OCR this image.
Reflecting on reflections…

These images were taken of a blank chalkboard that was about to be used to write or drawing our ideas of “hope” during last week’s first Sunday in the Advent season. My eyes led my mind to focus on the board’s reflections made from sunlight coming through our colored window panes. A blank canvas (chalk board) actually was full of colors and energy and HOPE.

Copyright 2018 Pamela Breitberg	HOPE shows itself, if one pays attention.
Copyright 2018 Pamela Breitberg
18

--

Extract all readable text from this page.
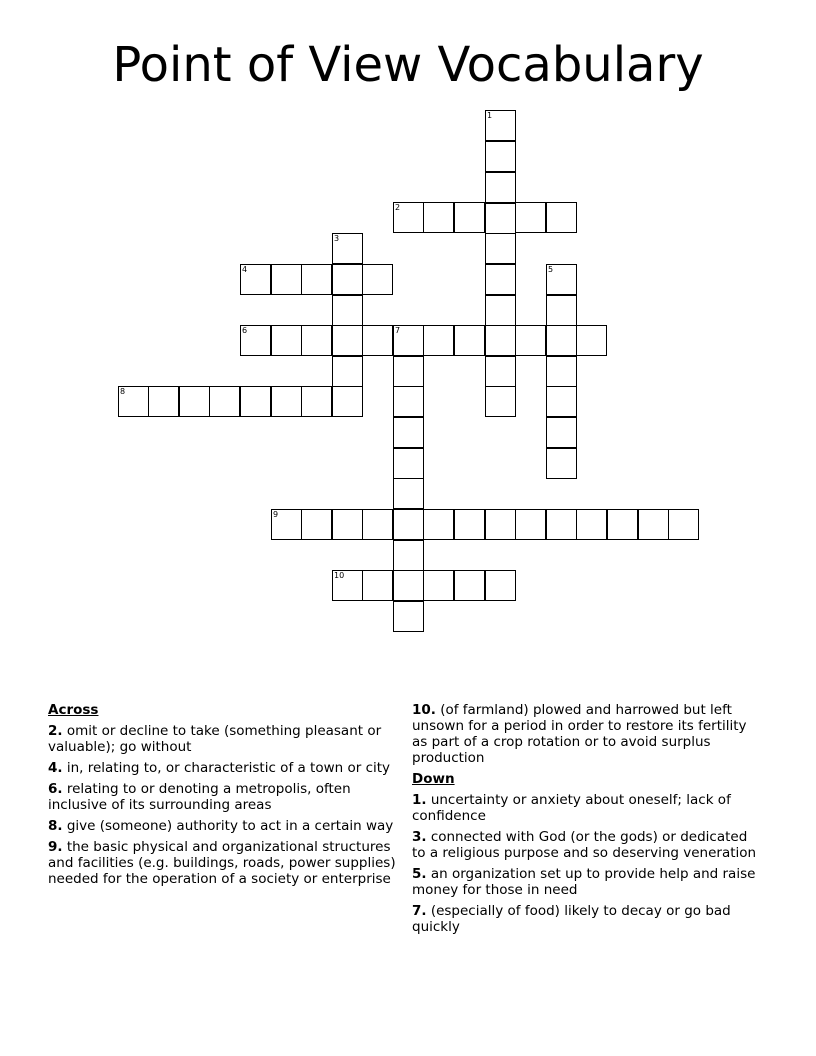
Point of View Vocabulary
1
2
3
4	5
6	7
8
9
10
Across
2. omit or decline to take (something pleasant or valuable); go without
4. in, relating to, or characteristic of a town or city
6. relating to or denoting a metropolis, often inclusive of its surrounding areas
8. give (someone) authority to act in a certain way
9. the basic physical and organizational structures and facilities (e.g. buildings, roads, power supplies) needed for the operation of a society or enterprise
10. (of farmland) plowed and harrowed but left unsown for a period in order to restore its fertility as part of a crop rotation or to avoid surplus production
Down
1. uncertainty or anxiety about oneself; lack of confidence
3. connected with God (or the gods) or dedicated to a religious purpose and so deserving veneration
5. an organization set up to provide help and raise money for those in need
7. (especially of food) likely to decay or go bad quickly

— WHAT THE EXERCISE ASKS —
Copy every line above that includes the string "Copyright".

— RESULT OF THIS EXERCISE —
Copyright 2018 Pamela Breitberg	HOPE shows itself, if one pays attention.
Copyright 2018 Pamela Breitberg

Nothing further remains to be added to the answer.